Rows from a figure dataset:
+--

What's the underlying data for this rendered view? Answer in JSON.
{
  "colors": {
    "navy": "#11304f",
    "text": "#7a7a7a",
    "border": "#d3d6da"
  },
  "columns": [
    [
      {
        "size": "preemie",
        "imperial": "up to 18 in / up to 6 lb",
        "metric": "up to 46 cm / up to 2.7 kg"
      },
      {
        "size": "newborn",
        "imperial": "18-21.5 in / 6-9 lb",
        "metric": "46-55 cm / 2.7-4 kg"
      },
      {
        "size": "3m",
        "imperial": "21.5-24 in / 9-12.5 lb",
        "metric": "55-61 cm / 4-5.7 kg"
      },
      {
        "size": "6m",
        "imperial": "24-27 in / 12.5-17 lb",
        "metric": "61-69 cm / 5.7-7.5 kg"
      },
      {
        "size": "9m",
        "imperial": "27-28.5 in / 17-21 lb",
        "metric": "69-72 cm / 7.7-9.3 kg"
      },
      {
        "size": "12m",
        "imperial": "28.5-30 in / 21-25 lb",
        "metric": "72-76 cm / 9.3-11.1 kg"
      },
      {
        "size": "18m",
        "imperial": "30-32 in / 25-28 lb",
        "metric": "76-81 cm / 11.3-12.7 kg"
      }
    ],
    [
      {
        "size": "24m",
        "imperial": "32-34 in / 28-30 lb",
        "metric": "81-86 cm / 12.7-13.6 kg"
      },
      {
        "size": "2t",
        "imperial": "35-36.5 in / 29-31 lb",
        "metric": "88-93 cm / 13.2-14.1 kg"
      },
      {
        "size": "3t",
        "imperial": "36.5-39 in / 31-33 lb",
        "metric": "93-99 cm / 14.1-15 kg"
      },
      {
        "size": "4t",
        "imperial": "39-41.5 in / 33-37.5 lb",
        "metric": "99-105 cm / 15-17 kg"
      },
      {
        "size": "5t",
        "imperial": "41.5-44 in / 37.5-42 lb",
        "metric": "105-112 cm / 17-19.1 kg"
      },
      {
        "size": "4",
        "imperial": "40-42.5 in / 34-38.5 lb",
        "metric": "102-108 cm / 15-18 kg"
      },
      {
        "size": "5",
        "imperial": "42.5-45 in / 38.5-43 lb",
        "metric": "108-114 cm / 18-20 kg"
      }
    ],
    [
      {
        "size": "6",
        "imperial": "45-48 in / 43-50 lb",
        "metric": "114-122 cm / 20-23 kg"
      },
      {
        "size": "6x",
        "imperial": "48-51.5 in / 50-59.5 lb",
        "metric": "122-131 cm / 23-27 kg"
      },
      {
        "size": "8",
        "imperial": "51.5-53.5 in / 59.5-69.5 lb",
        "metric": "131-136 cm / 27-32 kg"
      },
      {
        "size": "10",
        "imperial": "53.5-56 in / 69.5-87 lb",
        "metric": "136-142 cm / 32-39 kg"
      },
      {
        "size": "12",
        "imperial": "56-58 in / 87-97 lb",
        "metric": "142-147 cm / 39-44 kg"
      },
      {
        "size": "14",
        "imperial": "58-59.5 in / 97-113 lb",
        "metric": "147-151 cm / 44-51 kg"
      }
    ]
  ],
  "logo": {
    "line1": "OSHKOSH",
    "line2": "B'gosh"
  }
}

+--

§ **PROBLEM TO WORK ON**
Reproduce each entry above exactly, keeping every word.

§ **TASK OUTPUT**
What's the underlying data for this rendered view? Answer in JSON.
{
  "colors": {
    "navy": "#11304f",
    "text": "#7a7a7a",
    "border": "#d3d6da"
  },
  "columns": [
    [
      {
        "size": "preemie",
        "imperial": "up to 18 in / up to 6 lb",
        "metric": "up to 46 cm / up to 2.7 kg"
      },
      {
        "size": "newborn",
        "imperial": "18-21.5 in / 6-9 lb",
        "metric": "46-55 cm / 2.7-4 kg"
      },
      {
        "size": "3m",
        "imperial": "21.5-24 in / 9-12.5 lb",
        "metric": "55-61 cm / 4-5.7 kg"
      },
      {
        "size": "6m",
        "imperial": "24-27 in / 12.5-17 lb",
        "metric": "61-69 cm / 5.7-7.5 kg"
      },
      {
        "size": "9m",
        "imperial": "27-28.5 in / 17-21 lb",
        "metric": "69-72 cm / 7.7-9.3 kg"
      },
      {
        "size": "12m",
        "imperial": "28.5-30 in / 21-25 lb",
        "metric": "72-76 cm / 9.3-11.1 kg"
      },
      {
        "size": "18m",
        "imperial": "30-32 in / 25-28 lb",
        "metric": "76-81 cm / 11.3-12.7 kg"
      }
    ],
    [
      {
        "size": "24m",
        "imperial": "32-34 in / 28-30 lb",
        "metric": "81-86 cm / 12.7-13.6 kg"
      },
      {
        "size": "2t",
        "imperial": "35-36.5 in / 29-31 lb",
        "metric": "88-93 cm / 13.2-14.1 kg"
      },
      {
        "size": "3t",
        "imperial": "36.5-39 in / 31-33 lb",
        "metric": "93-99 cm / 14.1-15 kg"
      },
      {
        "size": "4t",
        "imperial": "39-41.5 in / 33-37.5 lb",
        "metric": "99-105 cm / 15-17 kg"
      },
      {
        "size": "5t",
        "imperial": "41.5-44 in / 37.5-42 lb",
        "metric": "105-112 cm / 17-19.1 kg"
      },
      {
        "size": "4",
        "imperial": "40-42.5 in / 34-38.5 lb",
        "metric": "102-108 cm / 15-18 kg"
      },
      {
        "size": "5",
        "imperial": "42.5-45 in / 38.5-43 lb",
        "metric": "108-114 cm / 18-20 kg"
      }
    ],
    [
      {
        "size": "6",
        "imperial": "45-48 in / 43-50 lb",
        "metric": "114-122 cm / 20-23 kg"
      },
      {
        "size": "6x",
        "imperial": "48-51.5 in / 50-59.5 lb",
        "metric": "122-131 cm / 23-27 kg"
      },
      {
        "size": "8",
        "imperial": "51.5-53.5 in / 59.5-69.5 lb",
        "metric": "131-136 cm / 27-32 kg"
      },
      {
        "size": "10",
        "imperial": "53.5-56 in / 69.5-87 lb",
        "metric": "136-142 cm / 32-39 kg"
      },
      {
        "size": "12",
        "imperial": "56-58 in / 87-97 lb",
        "metric": "142-147 cm / 39-44 kg"
      },
      {
        "size": "14",
        "imperial": "58-59.5 in / 97-113 lb",
        "metric": "147-151 cm / 44-51 kg"
      }
    ]
  ],
  "logo": {
    "line1": "OSHKOSH",
    "line2": "B'gosh"
  }
}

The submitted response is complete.